> TASK REQUIREMENTS:
Return each line of the records holding the string "stream".

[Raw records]
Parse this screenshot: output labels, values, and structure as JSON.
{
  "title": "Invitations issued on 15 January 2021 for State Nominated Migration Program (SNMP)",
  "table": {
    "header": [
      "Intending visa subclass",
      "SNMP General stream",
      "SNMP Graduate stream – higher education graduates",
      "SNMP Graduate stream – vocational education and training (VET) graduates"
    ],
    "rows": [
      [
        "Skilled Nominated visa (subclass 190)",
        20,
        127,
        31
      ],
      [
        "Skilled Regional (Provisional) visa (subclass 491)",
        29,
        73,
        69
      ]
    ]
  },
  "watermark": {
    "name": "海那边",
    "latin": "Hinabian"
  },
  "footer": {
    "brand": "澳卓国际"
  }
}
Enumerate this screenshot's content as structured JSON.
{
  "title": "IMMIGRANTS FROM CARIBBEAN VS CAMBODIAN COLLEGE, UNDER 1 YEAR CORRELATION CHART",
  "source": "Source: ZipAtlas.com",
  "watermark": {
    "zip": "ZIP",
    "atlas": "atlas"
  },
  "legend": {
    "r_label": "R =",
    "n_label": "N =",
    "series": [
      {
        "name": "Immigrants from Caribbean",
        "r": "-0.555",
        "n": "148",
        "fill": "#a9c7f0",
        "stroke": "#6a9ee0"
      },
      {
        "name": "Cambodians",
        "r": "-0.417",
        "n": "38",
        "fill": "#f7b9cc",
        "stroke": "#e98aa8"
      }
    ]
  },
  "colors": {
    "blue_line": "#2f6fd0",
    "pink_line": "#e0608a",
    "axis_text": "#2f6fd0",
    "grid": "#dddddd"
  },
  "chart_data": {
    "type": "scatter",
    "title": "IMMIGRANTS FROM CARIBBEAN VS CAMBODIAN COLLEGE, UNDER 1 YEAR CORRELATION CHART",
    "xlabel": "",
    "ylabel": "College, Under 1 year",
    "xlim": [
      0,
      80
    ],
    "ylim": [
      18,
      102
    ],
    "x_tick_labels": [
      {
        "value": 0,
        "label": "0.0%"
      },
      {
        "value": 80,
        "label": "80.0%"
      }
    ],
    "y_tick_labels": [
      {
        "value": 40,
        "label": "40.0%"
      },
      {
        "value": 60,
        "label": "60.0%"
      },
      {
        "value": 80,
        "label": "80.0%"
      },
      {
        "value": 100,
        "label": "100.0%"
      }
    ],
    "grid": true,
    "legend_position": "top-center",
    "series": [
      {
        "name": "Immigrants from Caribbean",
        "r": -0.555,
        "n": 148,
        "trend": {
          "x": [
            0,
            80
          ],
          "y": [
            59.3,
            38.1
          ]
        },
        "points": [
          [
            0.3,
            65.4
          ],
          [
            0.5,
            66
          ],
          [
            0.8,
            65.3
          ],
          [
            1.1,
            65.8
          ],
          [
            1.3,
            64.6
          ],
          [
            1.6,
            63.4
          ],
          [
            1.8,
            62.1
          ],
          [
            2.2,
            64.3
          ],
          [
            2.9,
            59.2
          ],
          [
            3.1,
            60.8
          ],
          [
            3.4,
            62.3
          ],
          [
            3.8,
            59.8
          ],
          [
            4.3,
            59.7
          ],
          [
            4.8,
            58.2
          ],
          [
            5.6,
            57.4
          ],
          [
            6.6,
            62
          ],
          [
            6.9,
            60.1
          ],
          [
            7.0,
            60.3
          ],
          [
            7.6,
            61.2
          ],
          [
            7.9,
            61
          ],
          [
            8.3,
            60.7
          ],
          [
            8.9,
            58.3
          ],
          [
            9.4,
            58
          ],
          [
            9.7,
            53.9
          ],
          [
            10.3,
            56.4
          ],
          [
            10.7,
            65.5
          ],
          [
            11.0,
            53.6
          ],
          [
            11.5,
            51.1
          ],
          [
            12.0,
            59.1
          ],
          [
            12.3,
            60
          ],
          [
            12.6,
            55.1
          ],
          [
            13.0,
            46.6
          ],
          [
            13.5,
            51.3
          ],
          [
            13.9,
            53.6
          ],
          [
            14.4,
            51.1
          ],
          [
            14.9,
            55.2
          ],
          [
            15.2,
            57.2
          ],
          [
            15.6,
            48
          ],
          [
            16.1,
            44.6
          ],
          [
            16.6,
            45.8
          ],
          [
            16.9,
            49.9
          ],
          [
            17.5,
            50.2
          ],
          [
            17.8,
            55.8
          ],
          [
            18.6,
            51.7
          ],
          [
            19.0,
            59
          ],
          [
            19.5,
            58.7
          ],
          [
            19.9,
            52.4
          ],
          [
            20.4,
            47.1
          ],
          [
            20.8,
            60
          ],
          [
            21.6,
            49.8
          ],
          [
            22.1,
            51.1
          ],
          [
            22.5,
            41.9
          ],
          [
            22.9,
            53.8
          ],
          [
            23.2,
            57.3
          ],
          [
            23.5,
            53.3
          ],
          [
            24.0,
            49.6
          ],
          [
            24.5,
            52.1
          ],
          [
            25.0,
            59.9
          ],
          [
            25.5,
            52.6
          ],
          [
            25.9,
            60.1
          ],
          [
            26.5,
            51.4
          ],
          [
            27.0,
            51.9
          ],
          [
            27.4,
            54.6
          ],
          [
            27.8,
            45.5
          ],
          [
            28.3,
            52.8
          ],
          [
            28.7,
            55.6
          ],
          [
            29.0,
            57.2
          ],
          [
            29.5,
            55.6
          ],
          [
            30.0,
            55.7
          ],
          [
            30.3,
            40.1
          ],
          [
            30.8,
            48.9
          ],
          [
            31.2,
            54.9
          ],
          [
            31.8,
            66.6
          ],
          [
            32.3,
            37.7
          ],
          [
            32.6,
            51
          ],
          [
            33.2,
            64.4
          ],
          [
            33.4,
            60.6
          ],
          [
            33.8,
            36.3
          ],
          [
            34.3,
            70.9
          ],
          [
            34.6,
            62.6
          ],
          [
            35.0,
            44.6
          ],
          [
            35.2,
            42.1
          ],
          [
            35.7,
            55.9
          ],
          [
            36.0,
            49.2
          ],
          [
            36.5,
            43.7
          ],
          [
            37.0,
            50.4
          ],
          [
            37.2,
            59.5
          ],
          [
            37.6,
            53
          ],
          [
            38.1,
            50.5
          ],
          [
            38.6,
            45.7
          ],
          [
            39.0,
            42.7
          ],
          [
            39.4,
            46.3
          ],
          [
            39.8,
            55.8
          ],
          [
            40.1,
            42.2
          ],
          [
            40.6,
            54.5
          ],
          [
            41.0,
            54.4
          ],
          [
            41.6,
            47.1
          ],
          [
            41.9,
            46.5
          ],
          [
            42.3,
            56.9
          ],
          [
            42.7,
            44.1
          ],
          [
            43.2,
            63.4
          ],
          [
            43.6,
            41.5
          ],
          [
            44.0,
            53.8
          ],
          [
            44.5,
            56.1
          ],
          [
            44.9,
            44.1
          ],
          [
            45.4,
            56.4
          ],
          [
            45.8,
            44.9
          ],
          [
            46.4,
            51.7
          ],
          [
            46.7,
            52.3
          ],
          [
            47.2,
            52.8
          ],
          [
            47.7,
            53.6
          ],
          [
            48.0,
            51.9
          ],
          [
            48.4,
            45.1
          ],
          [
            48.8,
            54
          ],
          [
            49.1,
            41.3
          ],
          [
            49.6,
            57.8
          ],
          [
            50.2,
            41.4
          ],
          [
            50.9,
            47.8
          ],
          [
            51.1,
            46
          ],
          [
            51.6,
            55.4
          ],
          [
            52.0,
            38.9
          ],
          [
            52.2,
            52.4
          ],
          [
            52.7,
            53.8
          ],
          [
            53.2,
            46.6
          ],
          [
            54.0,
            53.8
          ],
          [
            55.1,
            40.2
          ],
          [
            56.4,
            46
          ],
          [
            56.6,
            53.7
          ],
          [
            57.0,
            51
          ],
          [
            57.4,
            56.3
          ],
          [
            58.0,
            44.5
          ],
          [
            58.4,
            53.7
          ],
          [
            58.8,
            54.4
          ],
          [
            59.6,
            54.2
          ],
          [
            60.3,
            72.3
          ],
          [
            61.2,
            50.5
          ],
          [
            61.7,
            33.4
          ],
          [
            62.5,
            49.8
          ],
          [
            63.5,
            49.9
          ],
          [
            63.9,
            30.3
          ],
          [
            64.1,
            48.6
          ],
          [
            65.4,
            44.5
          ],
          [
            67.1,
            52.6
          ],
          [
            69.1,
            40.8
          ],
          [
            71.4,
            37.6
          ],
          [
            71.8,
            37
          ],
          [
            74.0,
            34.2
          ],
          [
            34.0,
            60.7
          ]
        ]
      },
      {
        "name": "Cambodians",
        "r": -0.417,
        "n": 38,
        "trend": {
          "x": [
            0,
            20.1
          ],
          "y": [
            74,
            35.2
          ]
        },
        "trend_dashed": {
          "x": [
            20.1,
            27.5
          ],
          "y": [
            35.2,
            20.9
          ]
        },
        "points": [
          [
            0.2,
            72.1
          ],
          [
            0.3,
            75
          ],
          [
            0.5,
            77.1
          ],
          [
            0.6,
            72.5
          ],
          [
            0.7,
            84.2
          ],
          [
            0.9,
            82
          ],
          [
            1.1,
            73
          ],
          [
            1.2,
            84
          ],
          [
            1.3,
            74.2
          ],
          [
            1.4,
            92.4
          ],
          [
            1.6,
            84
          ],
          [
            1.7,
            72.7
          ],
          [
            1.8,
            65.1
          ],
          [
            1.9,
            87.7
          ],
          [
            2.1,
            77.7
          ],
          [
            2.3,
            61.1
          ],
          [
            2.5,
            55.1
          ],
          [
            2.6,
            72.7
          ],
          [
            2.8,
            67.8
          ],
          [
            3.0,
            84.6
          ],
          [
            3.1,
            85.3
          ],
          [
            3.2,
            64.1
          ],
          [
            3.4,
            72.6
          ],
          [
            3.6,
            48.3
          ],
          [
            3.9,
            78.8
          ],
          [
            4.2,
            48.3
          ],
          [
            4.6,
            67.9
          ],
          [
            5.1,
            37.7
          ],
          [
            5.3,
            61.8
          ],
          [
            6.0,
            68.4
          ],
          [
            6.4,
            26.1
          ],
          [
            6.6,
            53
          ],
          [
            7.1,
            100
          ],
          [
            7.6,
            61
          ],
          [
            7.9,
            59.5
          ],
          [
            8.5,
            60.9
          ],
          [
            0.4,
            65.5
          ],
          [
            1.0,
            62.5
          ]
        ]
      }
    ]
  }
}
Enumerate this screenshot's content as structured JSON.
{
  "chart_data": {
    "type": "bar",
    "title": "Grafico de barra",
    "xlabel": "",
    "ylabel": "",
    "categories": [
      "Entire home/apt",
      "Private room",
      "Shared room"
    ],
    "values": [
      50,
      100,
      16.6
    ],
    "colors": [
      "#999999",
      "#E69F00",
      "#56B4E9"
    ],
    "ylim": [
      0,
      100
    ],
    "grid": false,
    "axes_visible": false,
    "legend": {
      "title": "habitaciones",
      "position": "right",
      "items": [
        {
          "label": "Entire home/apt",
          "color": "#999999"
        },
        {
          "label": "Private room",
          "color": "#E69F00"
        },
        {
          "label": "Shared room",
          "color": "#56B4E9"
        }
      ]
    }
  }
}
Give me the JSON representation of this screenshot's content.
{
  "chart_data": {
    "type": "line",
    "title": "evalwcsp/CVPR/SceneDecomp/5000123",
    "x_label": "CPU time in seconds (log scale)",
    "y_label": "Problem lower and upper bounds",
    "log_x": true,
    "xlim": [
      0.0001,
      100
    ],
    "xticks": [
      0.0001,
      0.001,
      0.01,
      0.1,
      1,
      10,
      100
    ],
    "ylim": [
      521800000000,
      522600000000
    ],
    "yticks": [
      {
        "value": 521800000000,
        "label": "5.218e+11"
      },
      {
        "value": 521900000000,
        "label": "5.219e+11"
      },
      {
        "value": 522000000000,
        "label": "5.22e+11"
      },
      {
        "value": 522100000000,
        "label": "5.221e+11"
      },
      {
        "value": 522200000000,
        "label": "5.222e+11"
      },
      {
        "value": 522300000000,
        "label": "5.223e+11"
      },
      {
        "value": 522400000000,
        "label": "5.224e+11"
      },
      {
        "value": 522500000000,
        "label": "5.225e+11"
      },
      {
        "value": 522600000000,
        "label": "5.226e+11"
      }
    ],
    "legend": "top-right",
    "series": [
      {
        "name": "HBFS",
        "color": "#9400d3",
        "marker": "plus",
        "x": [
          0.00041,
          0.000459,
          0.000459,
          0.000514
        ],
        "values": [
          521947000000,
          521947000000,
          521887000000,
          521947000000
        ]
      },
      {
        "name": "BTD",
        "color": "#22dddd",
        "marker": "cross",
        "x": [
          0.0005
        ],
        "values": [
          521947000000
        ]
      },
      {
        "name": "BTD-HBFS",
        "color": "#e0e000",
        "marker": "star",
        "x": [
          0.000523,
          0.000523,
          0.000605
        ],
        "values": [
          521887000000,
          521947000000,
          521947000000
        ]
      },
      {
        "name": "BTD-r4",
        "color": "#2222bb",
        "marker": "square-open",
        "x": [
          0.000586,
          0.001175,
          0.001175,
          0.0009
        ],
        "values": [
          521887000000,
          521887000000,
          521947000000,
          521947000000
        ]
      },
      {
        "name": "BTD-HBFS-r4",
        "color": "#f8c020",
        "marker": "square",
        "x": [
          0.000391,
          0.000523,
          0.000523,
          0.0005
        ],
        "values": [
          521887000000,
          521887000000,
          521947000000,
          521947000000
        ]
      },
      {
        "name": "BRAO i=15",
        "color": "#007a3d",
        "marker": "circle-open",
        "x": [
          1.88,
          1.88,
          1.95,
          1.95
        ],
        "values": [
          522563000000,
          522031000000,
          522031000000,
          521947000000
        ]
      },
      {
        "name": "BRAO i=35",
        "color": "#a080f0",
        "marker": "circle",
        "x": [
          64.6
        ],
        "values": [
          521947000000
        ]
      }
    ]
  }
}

> OUTPUT OF THE TASK:
      "SNMP General stream",
      "SNMP Graduate stream – higher education graduates",
      "SNMP Graduate stream – vocational education and training (VET) graduates"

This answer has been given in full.